• **AIM OF THE TASK**
In the listing below, find every line containing "长期居住在外地但户口在福清市的参保人员提供" and copy it out.

● ● ●

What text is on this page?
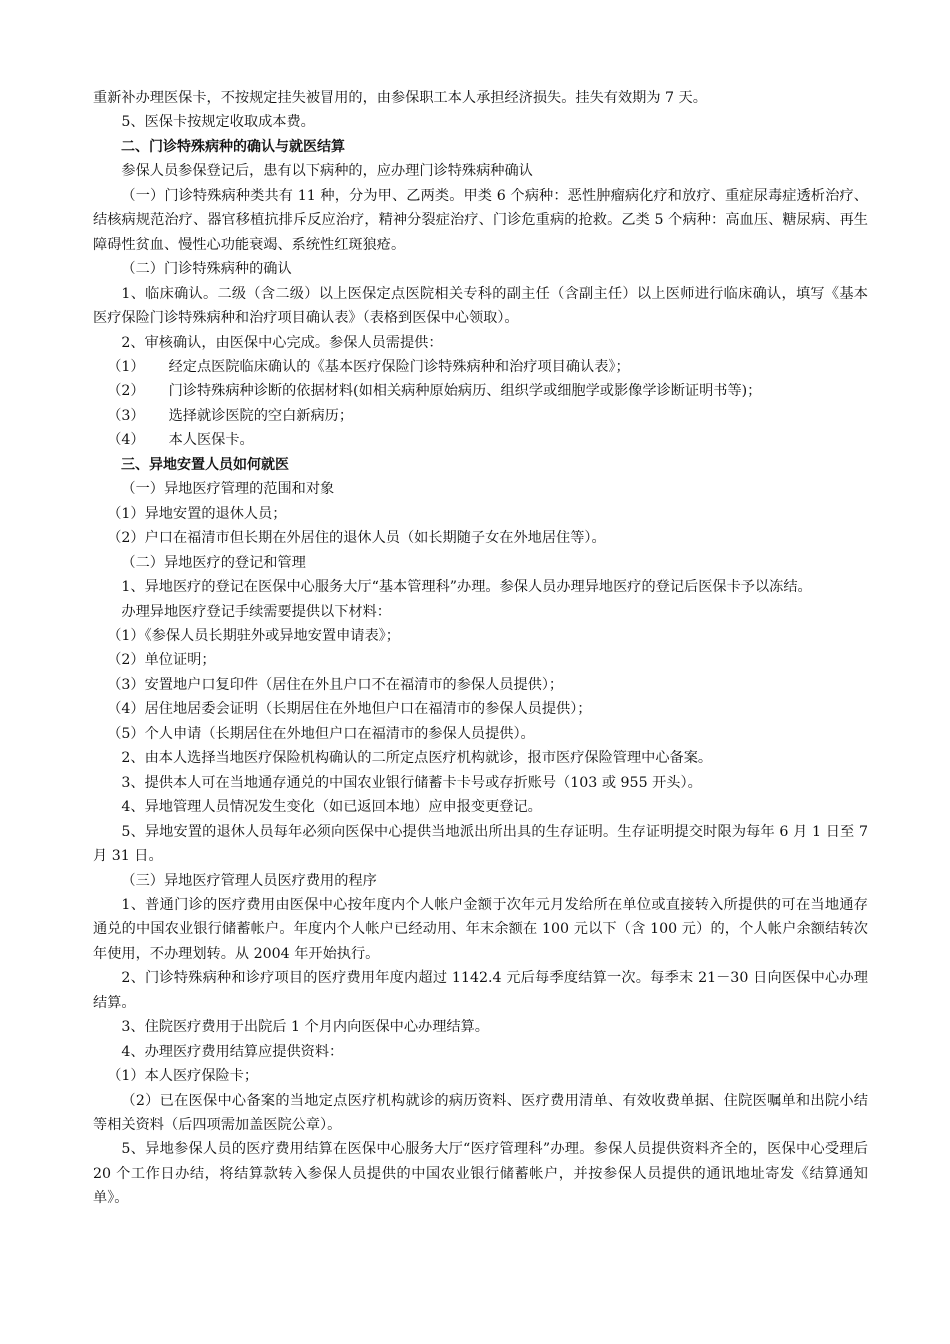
重新补办理医保卡，不按规定挂失被冒用的，由参保职工本人承担经济损失。挂失有效期为 7 天。

5、医保卡按规定收取成本费。

二、门诊特殊病种的确认与就医结算

参保人员参保登记后，患有以下病种的，应办理门诊特殊病种确认

（一）门诊特殊病种类共有 11 种，分为甲、乙两类。甲类 6 个病种：恶性肿瘤病化疗和放疗、重症尿毒症透析治疗、结核病规范治疗、器官移植抗排斥反应治疗，精神分裂症治疗、门诊危重病的抢救。乙类 5 个病种：高血压、糖尿病、再生障碍性贫血、慢性心功能衰竭、系统性红斑狼疮。

（二）门诊特殊病种的确认

1、临床确认。二级（含二级）以上医保定点医院相关专科的副主任（含副主任）以上医师进行临床确认，填写《基本医疗保险门诊特殊病种和治疗项目确认表》（表格到医保中心领取）。

2、审核确认，由医保中心完成。参保人员需提供：

（1） 经定点医院临床确认的《基本医疗保险门诊特殊病种和治疗项目确认表》；

（2） 门诊特殊病种诊断的依据材料(如相关病种原始病历、组织学或细胞学或影像学诊断证明书等)；

（3） 选择就诊医院的空白新病历；

（4） 本人医保卡。

三、异地安置人员如何就医

（一）异地医疗管理的范围和对象

（1）异地安置的退休人员；

（2）户口在福清市但长期在外居住的退休人员（如长期随子女在外地居住等）。

（二）异地医疗的登记和管理

1、异地医疗的登记在医保中心服务大厅“基本管理科”办理。参保人员办理异地医疗的登记后医保卡予以冻结。

办理异地医疗登记手续需要提供以下材料：

（1）《参保人员长期驻外或异地安置申请表》；

（2）单位证明；

（3）安置地户口复印件（居住在外且户口不在福清市的参保人员提供）；

（4）居住地居委会证明（长期居住在外地但户口在福清市的参保人员提供）；

（5）个人申请（长期居住在外地但户口在福清市的参保人员提供）。

2、由本人选择当地医疗保险机构确认的二所定点医疗机构就诊，报市医疗保险管理中心备案。

3、提供本人可在当地通存通兑的中国农业银行储蓄卡卡号或存折账号（103 或 955 开头）。

4、异地管理人员情况发生变化（如已返回本地）应申报变更登记。

5、异地安置的退休人员每年必须向医保中心提供当地派出所出具的生存证明。生存证明提交时限为每年 6 月 1 日至 7 月 31 日。

（三）异地医疗管理人员医疗费用的程序

1、普通门诊的医疗费用由医保中心按年度内个人帐户金额于次年元月发给所在单位或直接转入所提供的可在当地通存通兑的中国农业银行储蓄帐户。年度内个人帐户已经动用、年末余额在 100 元以下（含 100 元）的，个人帐户余额结转次年使用，不办理划转。从 2004 年开始执行。

2、门诊特殊病种和诊疗项目的医疗费用年度内超过 1142.4 元后每季度结算一次。每季末 21－30 日向医保中心办理结算。

3、住院医疗费用于出院后 1 个月内向医保中心办理结算。

4、办理医疗费用结算应提供资料：

（1）本人医疗保险卡；

（2）已在医保中心备案的当地定点医疗机构就诊的病历资料、医疗费用清单、有效收费单据、住院医嘱单和出院小结等相关资料（后四项需加盖医院公章）。

5、异地参保人员的医疗费用结算在医保中心服务大厅“医疗管理科”办理。参保人员提供资料齐全的，医保中心受理后 20 个工作日办结，将结算款转入参保人员提供的中国农业银行储蓄帐户，并按参保人员提供的通讯地址寄发《结算通知单》。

● ● ●

• **ANSWER TO THE EXERCISE**
（4）居住地居委会证明（长期居住在外地但户口在福清市的参保人员提供）；
（5）个人申请（长期居住在外地但户口在福清市的参保人员提供）。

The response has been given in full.